Extract every line where the string "Room" appears.

*Dataset records*:
━━━━━━━━━━━━━━━━━━━━
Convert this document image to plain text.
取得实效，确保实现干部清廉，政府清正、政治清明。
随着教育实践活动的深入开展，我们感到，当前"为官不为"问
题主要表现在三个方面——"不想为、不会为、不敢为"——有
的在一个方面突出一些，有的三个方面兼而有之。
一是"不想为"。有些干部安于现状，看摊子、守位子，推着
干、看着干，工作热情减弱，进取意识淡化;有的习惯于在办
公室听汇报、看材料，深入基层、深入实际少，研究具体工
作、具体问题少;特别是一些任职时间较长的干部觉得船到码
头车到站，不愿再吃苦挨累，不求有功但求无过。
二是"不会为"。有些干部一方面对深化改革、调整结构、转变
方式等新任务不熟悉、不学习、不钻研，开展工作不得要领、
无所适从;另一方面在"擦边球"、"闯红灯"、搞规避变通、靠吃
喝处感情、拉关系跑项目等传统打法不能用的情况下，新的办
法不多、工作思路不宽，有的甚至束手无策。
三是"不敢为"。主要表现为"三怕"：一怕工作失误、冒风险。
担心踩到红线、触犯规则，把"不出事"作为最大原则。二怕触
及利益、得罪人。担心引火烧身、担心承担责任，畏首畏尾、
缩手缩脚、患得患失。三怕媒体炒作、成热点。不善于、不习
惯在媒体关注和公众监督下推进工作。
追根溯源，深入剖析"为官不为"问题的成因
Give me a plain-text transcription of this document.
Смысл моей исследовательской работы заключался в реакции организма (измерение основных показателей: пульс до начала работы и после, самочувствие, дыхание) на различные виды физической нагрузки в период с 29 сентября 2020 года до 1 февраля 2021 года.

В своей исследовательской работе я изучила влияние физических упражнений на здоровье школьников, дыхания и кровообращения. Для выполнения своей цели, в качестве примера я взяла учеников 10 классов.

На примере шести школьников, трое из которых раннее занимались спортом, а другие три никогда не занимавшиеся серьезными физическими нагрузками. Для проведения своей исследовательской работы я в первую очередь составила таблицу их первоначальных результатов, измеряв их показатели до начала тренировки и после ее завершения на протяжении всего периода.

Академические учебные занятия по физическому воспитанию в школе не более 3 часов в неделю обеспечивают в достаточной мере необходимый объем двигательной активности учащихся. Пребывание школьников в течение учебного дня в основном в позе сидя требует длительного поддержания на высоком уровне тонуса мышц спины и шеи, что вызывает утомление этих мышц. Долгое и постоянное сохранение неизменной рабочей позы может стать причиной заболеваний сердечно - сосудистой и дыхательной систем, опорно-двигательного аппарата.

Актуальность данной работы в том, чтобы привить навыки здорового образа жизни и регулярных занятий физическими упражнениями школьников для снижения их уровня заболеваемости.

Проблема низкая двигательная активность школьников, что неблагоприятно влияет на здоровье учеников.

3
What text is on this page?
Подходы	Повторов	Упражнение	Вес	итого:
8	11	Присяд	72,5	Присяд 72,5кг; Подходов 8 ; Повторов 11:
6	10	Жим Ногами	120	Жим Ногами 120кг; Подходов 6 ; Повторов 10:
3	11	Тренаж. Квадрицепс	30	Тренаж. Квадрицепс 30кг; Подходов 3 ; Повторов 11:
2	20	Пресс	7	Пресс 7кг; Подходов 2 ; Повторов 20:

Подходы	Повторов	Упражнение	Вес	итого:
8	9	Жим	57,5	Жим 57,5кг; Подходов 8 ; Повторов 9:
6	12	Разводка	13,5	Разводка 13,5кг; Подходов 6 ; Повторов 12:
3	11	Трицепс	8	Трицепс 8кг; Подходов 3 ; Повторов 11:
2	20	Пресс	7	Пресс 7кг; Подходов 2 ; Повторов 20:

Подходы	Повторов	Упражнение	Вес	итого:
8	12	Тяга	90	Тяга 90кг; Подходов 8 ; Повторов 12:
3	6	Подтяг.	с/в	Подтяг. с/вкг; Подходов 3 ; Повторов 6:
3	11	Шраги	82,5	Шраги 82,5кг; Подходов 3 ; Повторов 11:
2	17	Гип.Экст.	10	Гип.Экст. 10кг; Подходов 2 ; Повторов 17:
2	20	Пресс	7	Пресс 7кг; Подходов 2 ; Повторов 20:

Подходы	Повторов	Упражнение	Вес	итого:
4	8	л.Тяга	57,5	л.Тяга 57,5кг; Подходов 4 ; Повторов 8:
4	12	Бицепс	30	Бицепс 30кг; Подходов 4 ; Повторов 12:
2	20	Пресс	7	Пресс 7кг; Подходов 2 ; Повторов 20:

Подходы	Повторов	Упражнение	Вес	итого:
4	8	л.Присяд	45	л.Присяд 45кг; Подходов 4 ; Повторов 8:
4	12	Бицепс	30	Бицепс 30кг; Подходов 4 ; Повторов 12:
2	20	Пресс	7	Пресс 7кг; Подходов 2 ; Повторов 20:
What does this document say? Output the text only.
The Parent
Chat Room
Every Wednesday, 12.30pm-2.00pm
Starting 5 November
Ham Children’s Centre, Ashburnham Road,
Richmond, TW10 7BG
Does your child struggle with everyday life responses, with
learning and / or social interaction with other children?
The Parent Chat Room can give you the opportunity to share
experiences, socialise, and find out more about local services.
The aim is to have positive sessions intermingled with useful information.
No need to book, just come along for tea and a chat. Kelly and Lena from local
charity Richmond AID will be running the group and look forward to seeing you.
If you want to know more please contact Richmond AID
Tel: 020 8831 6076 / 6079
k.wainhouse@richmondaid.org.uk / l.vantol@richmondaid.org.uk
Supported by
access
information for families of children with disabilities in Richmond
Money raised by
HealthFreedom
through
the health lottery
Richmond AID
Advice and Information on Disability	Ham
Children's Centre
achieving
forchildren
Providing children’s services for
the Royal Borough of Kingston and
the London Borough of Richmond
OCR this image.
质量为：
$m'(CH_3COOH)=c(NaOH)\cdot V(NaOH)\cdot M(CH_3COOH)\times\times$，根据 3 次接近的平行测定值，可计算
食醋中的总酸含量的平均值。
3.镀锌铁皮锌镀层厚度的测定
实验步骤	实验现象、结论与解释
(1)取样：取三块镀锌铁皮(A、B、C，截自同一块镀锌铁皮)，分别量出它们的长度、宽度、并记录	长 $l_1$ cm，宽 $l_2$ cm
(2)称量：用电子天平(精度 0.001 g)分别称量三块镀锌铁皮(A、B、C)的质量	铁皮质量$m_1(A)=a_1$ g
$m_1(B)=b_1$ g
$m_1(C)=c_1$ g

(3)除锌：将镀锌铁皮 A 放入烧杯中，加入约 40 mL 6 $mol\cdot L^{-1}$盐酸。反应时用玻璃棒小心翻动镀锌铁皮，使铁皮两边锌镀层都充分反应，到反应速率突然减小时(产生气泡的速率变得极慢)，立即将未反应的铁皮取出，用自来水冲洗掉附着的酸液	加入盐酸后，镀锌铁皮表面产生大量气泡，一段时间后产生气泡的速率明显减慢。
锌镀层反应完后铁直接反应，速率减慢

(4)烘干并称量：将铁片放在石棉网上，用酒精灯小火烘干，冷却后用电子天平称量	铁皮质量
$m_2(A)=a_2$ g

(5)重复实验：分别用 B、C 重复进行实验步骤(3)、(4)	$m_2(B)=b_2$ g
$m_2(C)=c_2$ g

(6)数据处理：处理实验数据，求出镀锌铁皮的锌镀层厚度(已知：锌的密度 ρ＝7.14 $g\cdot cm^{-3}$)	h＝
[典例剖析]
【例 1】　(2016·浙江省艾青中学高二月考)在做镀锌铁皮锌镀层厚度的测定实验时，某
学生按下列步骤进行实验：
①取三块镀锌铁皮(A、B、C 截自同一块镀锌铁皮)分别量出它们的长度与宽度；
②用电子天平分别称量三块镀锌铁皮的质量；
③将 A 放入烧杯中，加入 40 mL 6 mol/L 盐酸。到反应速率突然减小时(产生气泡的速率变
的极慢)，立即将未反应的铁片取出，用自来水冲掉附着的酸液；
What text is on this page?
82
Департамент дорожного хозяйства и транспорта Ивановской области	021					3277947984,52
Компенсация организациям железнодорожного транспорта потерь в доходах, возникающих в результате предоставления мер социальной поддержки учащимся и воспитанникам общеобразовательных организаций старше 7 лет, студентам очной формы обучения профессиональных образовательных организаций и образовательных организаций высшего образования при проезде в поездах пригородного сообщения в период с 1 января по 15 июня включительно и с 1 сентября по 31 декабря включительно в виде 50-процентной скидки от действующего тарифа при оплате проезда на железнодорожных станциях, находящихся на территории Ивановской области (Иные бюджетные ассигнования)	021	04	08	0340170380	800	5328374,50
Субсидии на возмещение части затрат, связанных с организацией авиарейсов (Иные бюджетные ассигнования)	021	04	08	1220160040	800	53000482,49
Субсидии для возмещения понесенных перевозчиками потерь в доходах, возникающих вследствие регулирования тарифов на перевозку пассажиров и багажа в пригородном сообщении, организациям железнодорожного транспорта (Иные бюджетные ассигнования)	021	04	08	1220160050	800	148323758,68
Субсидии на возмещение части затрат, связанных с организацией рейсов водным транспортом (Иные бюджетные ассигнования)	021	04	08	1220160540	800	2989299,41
━━━━━━━━━━━━━━━━━━━━
*Exercise solution*:
Chat Room
The Parent Chat Room can give you the opportunity to share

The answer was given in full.